◆ **WHAT IS REQUIRED**
Please rewrite the entries below, replacing every occurrence of "playing-card" with "spade-card" and leaving everything else unchanged. Omit the pictures from your version.

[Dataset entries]

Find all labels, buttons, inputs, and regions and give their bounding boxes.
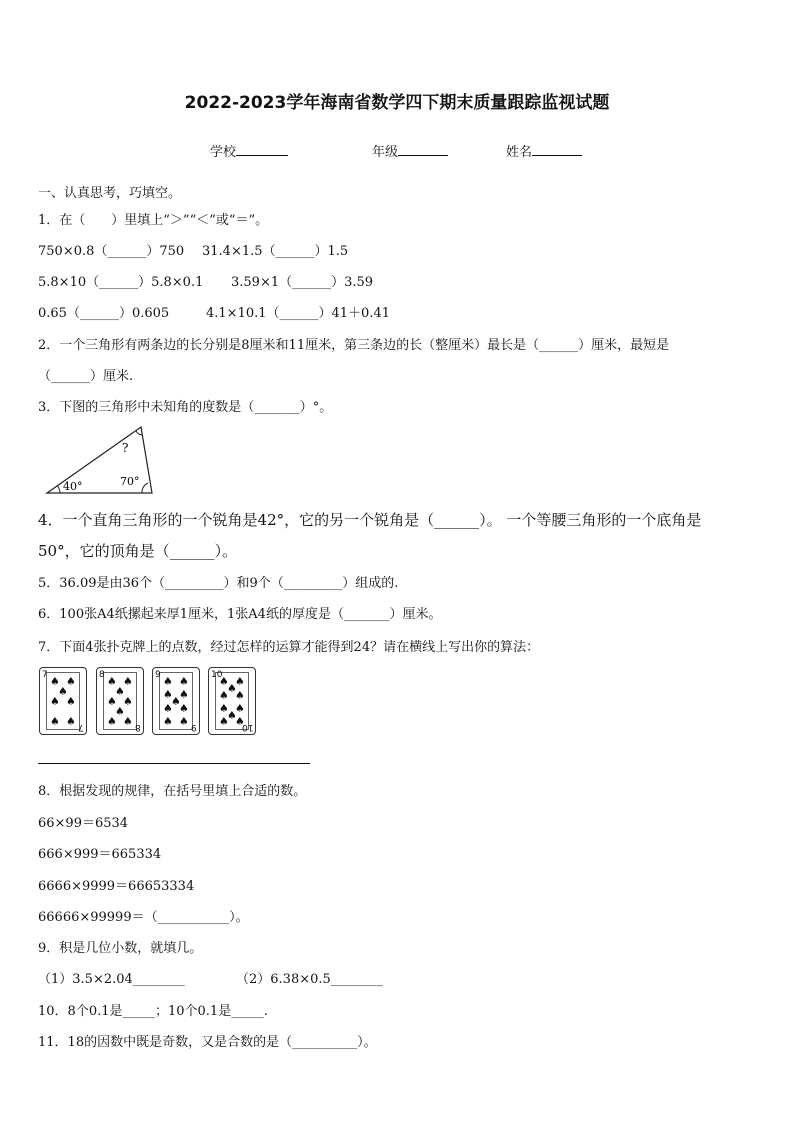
q9-part1: （1）3.5×2.04________ [38, 972, 185, 987]
q2-line1: 2．一个三角形有两条边的长分别是8厘米和11厘米，第三条边的长（整厘米）最长是（______）厘米，最短是 [38, 338, 670, 353]
page-title: 2022-2023学年海南省数学四下期末质量跟踪监视试题 [184, 93, 610, 113]
playing-card-9: 9 9 ♠ ♠ ♠ ♠ ♠ ♠ ♠ ♠ ♠ [152, 667, 200, 735]
q8-stem: 8．根据发现的规律，在括号里填上合适的数。 [38, 784, 307, 799]
q3-stem: 3．下图的三角形中未知角的度数是（_______）°。 [38, 400, 333, 415]
q11-text: 11．18的因数中既是奇数，又是合数的是（__________）。 [38, 1035, 377, 1050]
q7-answer-line[interactable] [38, 763, 310, 764]
card-rank-top: 8 [99, 670, 105, 680]
name-field [506, 141, 582, 160]
card-rank-top: 9 [155, 670, 161, 680]
q1-row3-a: 0.65（______）0.605 [38, 306, 170, 321]
q9-part2: （2）6.38×0.5________ [236, 972, 383, 987]
playing-card-8: 8 8 ♠ ♠ ♠ ♠ ♠ ♠ ♠ ♠ [96, 667, 144, 735]
grade-label: 年级 [372, 145, 399, 160]
q8-line1: 66×99＝6534 [38, 816, 129, 831]
q7-stem: 7．下面4张扑克牌上的点数，经过怎样的运算才能得到24？请在横线上写出你的算法： [38, 640, 540, 655]
angle-arc-right [142, 483, 148, 493]
card-rank-top: 7 [42, 670, 48, 680]
playing-card-10: 10 10 ♠ ♠ ♠ ♠ ♠ ♠ ♠ ♠ ♠ ♠ [208, 667, 256, 735]
q1-row2-a: 5.8×10（______）5.8×0.1 [38, 275, 204, 290]
q6-text: 6．100张A4纸摞起来厚1厘米，1张A4纸的厚度是（_______）厘米。 [38, 607, 442, 622]
angle-label-70: 70° [120, 475, 140, 488]
name-blank[interactable] [532, 143, 582, 156]
angle-label-unknown: ? [122, 441, 129, 455]
school-label: 学校 [210, 145, 237, 160]
q1-row1-a: 750×0.8（______）750 [38, 244, 185, 259]
triangle-figure [44, 424, 156, 496]
section-heading: 一、认真思考，巧填空。 [38, 186, 182, 201]
angle-arc-left [58, 486, 60, 493]
card-rank-bottom: 9 [191, 722, 197, 732]
card-rank-bottom: 10 [241, 722, 253, 732]
q4-line1: 4．一个直角三角形的一个锐角是42°，它的另一个锐角是（______）。 一个等腰三角形的一个底角是 [38, 511, 702, 529]
q8-line3: 6666×9999＝66653334 [38, 879, 195, 894]
q1-row3-b: 4.1×10.1（______）41＋0.41 [206, 306, 390, 321]
q1-stem: 1．在（ ）里填上“＞”“＜”或“＝”。 [38, 213, 269, 228]
q1-row1-b: 31.4×1.5（______）1.5 [202, 244, 349, 259]
school-blank[interactable] [236, 143, 288, 156]
grade-blank[interactable] [398, 143, 448, 156]
q9-stem: 9．积是几位小数，就填几。 [38, 941, 203, 956]
q10-text: 10．8个0.1是_____；10个0.1是_____. [38, 1004, 268, 1019]
playing-card-7: 7 7 ♠ ♠ ♠ ♠ ♠ ♠ ♠ [39, 667, 87, 735]
grade-field [372, 141, 448, 160]
name-label: 姓名 [506, 145, 533, 160]
card-rank-top: 10 [211, 670, 223, 680]
q5-text: 5．36.09是由36个（_________）和9个（_________）组成的. [38, 576, 399, 591]
card-rank-bottom: 7 [78, 722, 84, 732]
q2-line2: （______）厘米. [38, 369, 134, 384]
angle-label-40: 40° [63, 480, 83, 493]
card-rank-bottom: 8 [135, 722, 141, 732]
q4-line2: 50°，它的顶角是（______）。 [38, 542, 238, 560]
school-field [210, 141, 288, 160]
q8-line4: 66666×99999＝（___________）。 [38, 910, 249, 925]
q1-row2-b: 3.59×1（______）3.59 [231, 275, 374, 290]
q8-line2: 666×999＝665334 [38, 847, 162, 862]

◆ **OUTPUT OF THE EXERCISE**
Find all labels, buttons, inputs, and regions and give their bounding boxes.
q9-part1: （1）3.5×2.04________ [38, 972, 185, 987]
q2-line1: 2．一个三角形有两条边的长分别是8厘米和11厘米，第三条边的长（整厘米）最长是（______）厘米，最短是 [38, 338, 670, 353]
page-title: 2022-2023学年海南省数学四下期末质量跟踪监视试题 [184, 93, 610, 113]
spade-card-9: 9 9 ♠ ♠ ♠ ♠ ♠ ♠ ♠ ♠ ♠ [152, 667, 200, 735]
q8-stem: 8．根据发现的规律，在括号里填上合适的数。 [38, 784, 307, 799]
q3-stem: 3．下图的三角形中未知角的度数是（_______）°。 [38, 400, 333, 415]
q11-text: 11．18的因数中既是奇数，又是合数的是（__________）。 [38, 1035, 377, 1050]
q7-answer-line[interactable] [38, 763, 310, 764]
card-rank-top: 8 [99, 670, 105, 680]
name-field [506, 141, 582, 160]
card-rank-top: 9 [155, 670, 161, 680]
q1-row3-a: 0.65（______）0.605 [38, 306, 170, 321]
q9-part2: （2）6.38×0.5________ [236, 972, 383, 987]
spade-card-8: 8 8 ♠ ♠ ♠ ♠ ♠ ♠ ♠ ♠ [96, 667, 144, 735]
grade-label: 年级 [372, 145, 399, 160]
q8-line1: 66×99＝6534 [38, 816, 129, 831]
q7-stem: 7．下面4张扑克牌上的点数，经过怎样的运算才能得到24？请在横线上写出你的算法： [38, 640, 540, 655]
angle-arc-right [142, 483, 148, 493]
card-rank-top: 7 [42, 670, 48, 680]
spade-card-10: 10 10 ♠ ♠ ♠ ♠ ♠ ♠ ♠ ♠ ♠ ♠ [208, 667, 256, 735]
q1-row2-a: 5.8×10（______）5.8×0.1 [38, 275, 204, 290]
q6-text: 6．100张A4纸摞起来厚1厘米，1张A4纸的厚度是（_______）厘米。 [38, 607, 442, 622]
angle-label-70: 70° [120, 475, 140, 488]
name-blank[interactable] [532, 143, 582, 156]
angle-label-unknown: ? [122, 441, 129, 455]
school-label: 学校 [210, 145, 237, 160]
q1-row1-a: 750×0.8（______）750 [38, 244, 185, 259]
triangle-figure [44, 424, 156, 496]
section-heading: 一、认真思考，巧填空。 [38, 186, 182, 201]
angle-arc-left [58, 486, 60, 493]
card-rank-bottom: 9 [191, 722, 197, 732]
card-rank-bottom: 10 [241, 722, 253, 732]
q4-line1: 4．一个直角三角形的一个锐角是42°，它的另一个锐角是（______）。 一个等腰三角形的一个底角是 [38, 511, 702, 529]
q8-line3: 6666×9999＝66653334 [38, 879, 195, 894]
q1-row3-b: 4.1×10.1（______）41＋0.41 [206, 306, 390, 321]
q1-stem: 1．在（ ）里填上“＞”“＜”或“＝”。 [38, 213, 269, 228]
q1-row1-b: 31.4×1.5（______）1.5 [202, 244, 349, 259]
school-blank[interactable] [236, 143, 288, 156]
grade-blank[interactable] [398, 143, 448, 156]
q9-stem: 9．积是几位小数，就填几。 [38, 941, 203, 956]
q10-text: 10．8个0.1是_____；10个0.1是_____. [38, 1004, 268, 1019]
spade-card-7: 7 7 ♠ ♠ ♠ ♠ ♠ ♠ ♠ [39, 667, 87, 735]
grade-field [372, 141, 448, 160]
name-label: 姓名 [506, 145, 533, 160]
card-rank-top: 10 [211, 670, 223, 680]
q5-text: 5．36.09是由36个（_________）和9个（_________）组成的. [38, 576, 399, 591]
card-rank-bottom: 7 [78, 722, 84, 732]
q2-line2: （______）厘米. [38, 369, 134, 384]
angle-label-40: 40° [63, 480, 83, 493]
card-rank-bottom: 8 [135, 722, 141, 732]
q4-line2: 50°，它的顶角是（______）。 [38, 542, 238, 560]
school-field [210, 141, 288, 160]
q8-line4: 66666×99999＝（___________）。 [38, 910, 249, 925]
q1-row2-b: 3.59×1（______）3.59 [231, 275, 374, 290]
q8-line2: 666×999＝665334 [38, 847, 162, 862]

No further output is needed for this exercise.